▶ **Instructions for the task**
Check every line of the entries that follow, and copy the ones containing "with".

** start of Material provided **

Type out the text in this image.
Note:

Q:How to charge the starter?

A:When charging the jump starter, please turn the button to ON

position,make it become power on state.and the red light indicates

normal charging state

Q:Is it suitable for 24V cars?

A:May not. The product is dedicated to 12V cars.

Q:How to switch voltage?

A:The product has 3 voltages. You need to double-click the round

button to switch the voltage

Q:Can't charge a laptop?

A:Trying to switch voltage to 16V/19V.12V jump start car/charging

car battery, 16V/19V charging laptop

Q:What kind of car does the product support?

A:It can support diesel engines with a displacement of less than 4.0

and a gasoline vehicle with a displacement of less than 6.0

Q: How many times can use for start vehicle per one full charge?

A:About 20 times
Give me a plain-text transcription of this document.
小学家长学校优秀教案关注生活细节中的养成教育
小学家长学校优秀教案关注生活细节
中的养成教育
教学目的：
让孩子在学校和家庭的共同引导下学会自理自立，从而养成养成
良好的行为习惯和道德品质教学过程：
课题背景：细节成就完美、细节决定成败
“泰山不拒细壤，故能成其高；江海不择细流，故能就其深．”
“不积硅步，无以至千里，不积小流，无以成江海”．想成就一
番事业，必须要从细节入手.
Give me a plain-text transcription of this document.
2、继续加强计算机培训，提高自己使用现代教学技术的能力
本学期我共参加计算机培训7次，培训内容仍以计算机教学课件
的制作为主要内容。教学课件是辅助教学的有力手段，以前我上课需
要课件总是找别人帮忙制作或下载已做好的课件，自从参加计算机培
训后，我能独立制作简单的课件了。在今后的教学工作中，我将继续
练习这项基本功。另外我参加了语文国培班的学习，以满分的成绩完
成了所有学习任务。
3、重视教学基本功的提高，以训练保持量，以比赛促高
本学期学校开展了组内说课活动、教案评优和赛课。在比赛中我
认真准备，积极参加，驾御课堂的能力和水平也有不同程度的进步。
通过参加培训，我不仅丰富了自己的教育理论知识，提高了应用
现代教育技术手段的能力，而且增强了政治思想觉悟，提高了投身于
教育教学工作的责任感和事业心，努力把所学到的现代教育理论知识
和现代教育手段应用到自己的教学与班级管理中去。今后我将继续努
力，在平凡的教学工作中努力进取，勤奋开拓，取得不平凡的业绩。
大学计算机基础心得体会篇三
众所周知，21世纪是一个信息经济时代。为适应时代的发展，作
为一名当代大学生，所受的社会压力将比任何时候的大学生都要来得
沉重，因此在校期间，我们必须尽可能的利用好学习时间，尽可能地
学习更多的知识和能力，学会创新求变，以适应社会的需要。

** end of Material provided **

▶ **Output for this task**
A:It can support diesel engines with a displacement of less than 4.0
and a gasoline vehicle with a displacement of less than 6.0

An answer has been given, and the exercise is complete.